THE TASK -> Would you return the complete listing below word for word?

DATA PROVIDED ->

====

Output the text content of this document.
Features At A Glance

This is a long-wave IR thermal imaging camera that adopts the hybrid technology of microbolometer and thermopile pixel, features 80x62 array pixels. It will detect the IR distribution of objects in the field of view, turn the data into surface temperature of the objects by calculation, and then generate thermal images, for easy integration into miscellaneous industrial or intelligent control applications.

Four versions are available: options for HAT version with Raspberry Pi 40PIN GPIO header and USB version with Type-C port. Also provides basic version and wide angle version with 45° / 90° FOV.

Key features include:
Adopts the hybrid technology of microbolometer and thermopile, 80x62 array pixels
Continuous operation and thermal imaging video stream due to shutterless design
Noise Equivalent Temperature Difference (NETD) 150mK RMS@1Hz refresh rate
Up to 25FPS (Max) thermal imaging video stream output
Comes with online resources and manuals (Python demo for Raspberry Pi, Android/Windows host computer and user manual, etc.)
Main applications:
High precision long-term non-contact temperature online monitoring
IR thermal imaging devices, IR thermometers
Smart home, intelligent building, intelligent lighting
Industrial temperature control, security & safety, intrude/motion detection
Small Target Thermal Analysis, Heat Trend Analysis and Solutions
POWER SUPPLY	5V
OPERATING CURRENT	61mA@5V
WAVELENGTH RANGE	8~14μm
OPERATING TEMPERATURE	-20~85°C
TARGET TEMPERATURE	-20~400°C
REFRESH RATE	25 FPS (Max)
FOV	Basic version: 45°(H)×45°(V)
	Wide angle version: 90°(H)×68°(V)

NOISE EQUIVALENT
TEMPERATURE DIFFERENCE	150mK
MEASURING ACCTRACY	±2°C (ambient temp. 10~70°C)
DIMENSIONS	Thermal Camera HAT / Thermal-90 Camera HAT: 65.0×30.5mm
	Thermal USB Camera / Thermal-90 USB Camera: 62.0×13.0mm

====

CORRECT OUTPUT ->
Output the text content of this document.
Features At A Glance

This is a long-wave IR thermal imaging camera that adopts the hybrid technology of microbolometer and thermopile pixel, features 80x62 array pixels. It will detect the IR distribution of objects in the field of view, turn the data into surface temperature of the objects by calculation, and then generate thermal images, for easy integration into miscellaneous industrial or intelligent control applications.

Four versions are available: options for HAT version with Raspberry Pi 40PIN GPIO header and USB version with Type-C port. Also provides basic version and wide angle version with 45° / 90° FOV.

Key features include:
Adopts the hybrid technology of microbolometer and thermopile, 80x62 array pixels
Continuous operation and thermal imaging video stream due to shutterless design
Noise Equivalent Temperature Difference (NETD) 150mK RMS@1Hz refresh rate
Up to 25FPS (Max) thermal imaging video stream output
Comes with online resources and manuals (Python demo for Raspberry Pi, Android/Windows host computer and user manual, etc.)
Main applications:
High precision long-term non-contact temperature online monitoring
IR thermal imaging devices, IR thermometers
Smart home, intelligent building, intelligent lighting
Industrial temperature control, security & safety, intrude/motion detection
Small Target Thermal Analysis, Heat Trend Analysis and Solutions
POWER SUPPLY	5V
OPERATING CURRENT	61mA@5V
WAVELENGTH RANGE	8~14μm
OPERATING TEMPERATURE	-20~85°C
TARGET TEMPERATURE	-20~400°C
REFRESH RATE	25 FPS (Max)
FOV	Basic version: 45°(H)×45°(V)
	Wide angle version: 90°(H)×68°(V)

NOISE EQUIVALENT
TEMPERATURE DIFFERENCE	150mK
MEASURING ACCTRACY	±2°C (ambient temp. 10~70°C)
DIMENSIONS	Thermal Camera HAT / Thermal-90 Camera HAT: 65.0×30.5mm
	Thermal USB Camera / Thermal-90 USB Camera: 62.0×13.0mm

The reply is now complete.